> [DATA SHOWN]:

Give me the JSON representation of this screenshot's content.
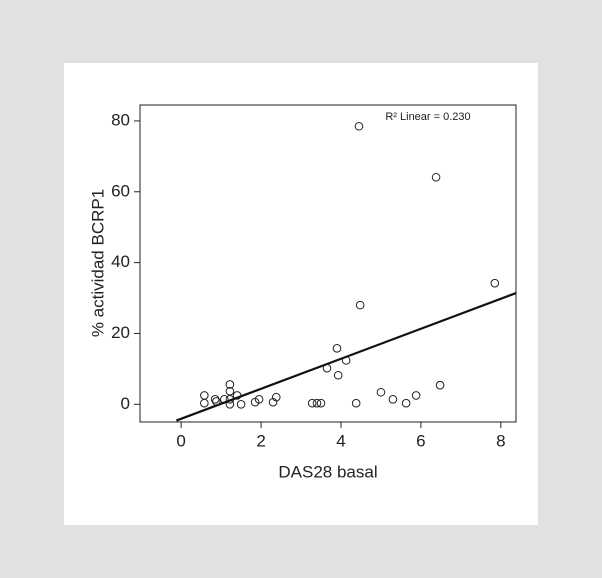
{
  "chart_data": {
    "type": "scatter",
    "annotation": "R² Linear = 0.230",
    "x_label": "DAS28 basal",
    "y_label": "% actividad BCRP1",
    "xlim": [
      -1.03,
      8.38
    ],
    "ylim": [
      -5,
      84.5
    ],
    "xticks": [
      0,
      2,
      4,
      6,
      8
    ],
    "yticks": [
      0,
      20,
      40,
      60,
      80
    ],
    "marker_color": "#222222",
    "x": [
      0.58,
      0.58,
      0.85,
      0.88,
      1.08,
      1.22,
      1.22,
      1.22,
      1.22,
      1.4,
      1.5,
      1.85,
      1.95,
      2.3,
      2.38,
      3.28,
      3.4,
      3.5,
      3.65,
      3.93,
      3.9,
      4.13,
      4.38,
      4.48,
      4.45,
      5.0,
      5.3,
      5.63,
      5.88,
      6.38,
      6.48,
      7.85
    ],
    "values": [
      2.5,
      0.3,
      1.4,
      0.8,
      1.4,
      5.6,
      3.7,
      1.4,
      0,
      2.5,
      0,
      0.6,
      1.4,
      0.6,
      2.0,
      0.3,
      0.3,
      0.3,
      10.2,
      8.2,
      15.8,
      12.4,
      0.3,
      28.0,
      78.5,
      3.4,
      1.4,
      0.3,
      2.5,
      64.1,
      5.4,
      34.2
    ],
    "fit_line": {
      "color": "#111111",
      "x": [
        -0.12,
        8.38
      ],
      "values": [
        -4.6,
        31.4
      ]
    }
  }
}
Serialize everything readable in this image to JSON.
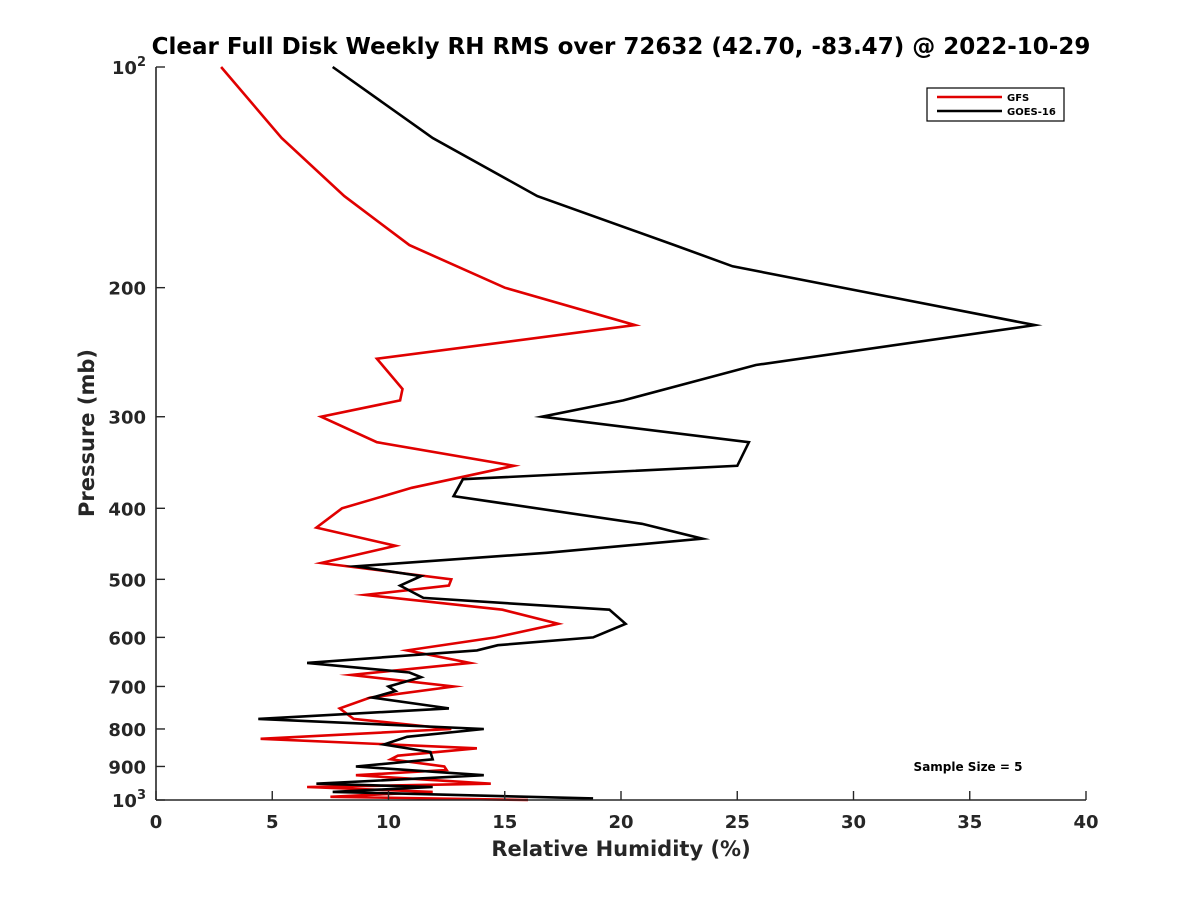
{
  "chart_data": {
    "type": "line",
    "title": "Clear Full Disk Weekly RH RMS over 72632 (42.70, -83.47) @ 2022-10-29",
    "xlabel": "Relative Humidity (%)",
    "ylabel": "Pressure (mb)",
    "xlim": [
      0,
      40
    ],
    "ylim": [
      100,
      1000
    ],
    "y_scale": "log",
    "y_reversed": true,
    "x_ticks": [
      "0",
      "5",
      "10",
      "15",
      "20",
      "25",
      "30",
      "35",
      "40"
    ],
    "x_tick_values": [
      0,
      5,
      10,
      15,
      20,
      25,
      30,
      35,
      40
    ],
    "y_tick_values": [
      100,
      200,
      300,
      400,
      500,
      600,
      700,
      800,
      900,
      1000
    ],
    "y_tick_labels": [
      {
        "base": "10",
        "exp": "2"
      },
      {
        "base": "200",
        "exp": ""
      },
      {
        "base": "300",
        "exp": ""
      },
      {
        "base": "400",
        "exp": ""
      },
      {
        "base": "500",
        "exp": ""
      },
      {
        "base": "600",
        "exp": ""
      },
      {
        "base": "700",
        "exp": ""
      },
      {
        "base": "800",
        "exp": ""
      },
      {
        "base": "900",
        "exp": ""
      },
      {
        "base": "10",
        "exp": "3"
      }
    ],
    "grid": false,
    "legend": "top-right",
    "annotation": "Sample Size = 5",
    "series": [
      {
        "name": "GFS",
        "color": "#e00000",
        "x": [
          2.8,
          5.4,
          8.1,
          10.9,
          15.0,
          20.6,
          9.5,
          10.6,
          10.5,
          7.1,
          9.5,
          15.4,
          11.0,
          8.0,
          6.9,
          10.3,
          7.1,
          12.7,
          12.6,
          9.0,
          14.9,
          17.3,
          14.6,
          10.8,
          13.5,
          8.4,
          12.8,
          9.2,
          7.9,
          8.5,
          12.7,
          4.5,
          13.8,
          10.4,
          10.1,
          12.4,
          12.5,
          8.6,
          14.4,
          6.5,
          11.9,
          7.5,
          16.0
        ],
        "y": [
          100,
          125,
          150,
          175,
          200,
          225,
          250,
          275,
          285,
          300,
          325,
          350,
          375,
          400,
          425,
          450,
          475,
          500,
          510,
          525,
          550,
          575,
          600,
          625,
          650,
          675,
          700,
          725,
          750,
          775,
          800,
          825,
          850,
          870,
          880,
          900,
          910,
          925,
          950,
          960,
          975,
          990,
          1000
        ]
      },
      {
        "name": "GOES-16",
        "color": "#000000",
        "x": [
          7.6,
          11.9,
          16.4,
          22.3,
          24.8,
          37.8,
          25.8,
          20.1,
          16.6,
          25.5,
          25.0,
          13.2,
          12.8,
          20.9,
          23.5,
          16.8,
          8.6,
          11.4,
          10.5,
          11.5,
          19.5,
          20.2,
          18.8,
          14.7,
          13.8,
          6.5,
          10.9,
          11.4,
          10.0,
          10.3,
          9.3,
          12.6,
          4.4,
          14.1,
          10.8,
          9.8,
          11.8,
          11.9,
          8.6,
          14.1,
          6.9,
          11.9,
          7.6,
          18.8
        ],
        "y": [
          100,
          125,
          150,
          175,
          187,
          225,
          255,
          285,
          300,
          325,
          350,
          365,
          385,
          420,
          440,
          460,
          480,
          495,
          510,
          530,
          550,
          575,
          600,
          615,
          625,
          650,
          670,
          680,
          700,
          710,
          725,
          750,
          775,
          800,
          820,
          840,
          860,
          880,
          900,
          925,
          950,
          960,
          975,
          995
        ]
      }
    ]
  }
}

> [WHAT IS ASKED]:
Identify every line above that includes the word "annotation", and show those lines.

> [RESULT OF THIS TASK]:
    "annotation": "R² Linear = 0.230",
    "annotation": "Sample Size = 5",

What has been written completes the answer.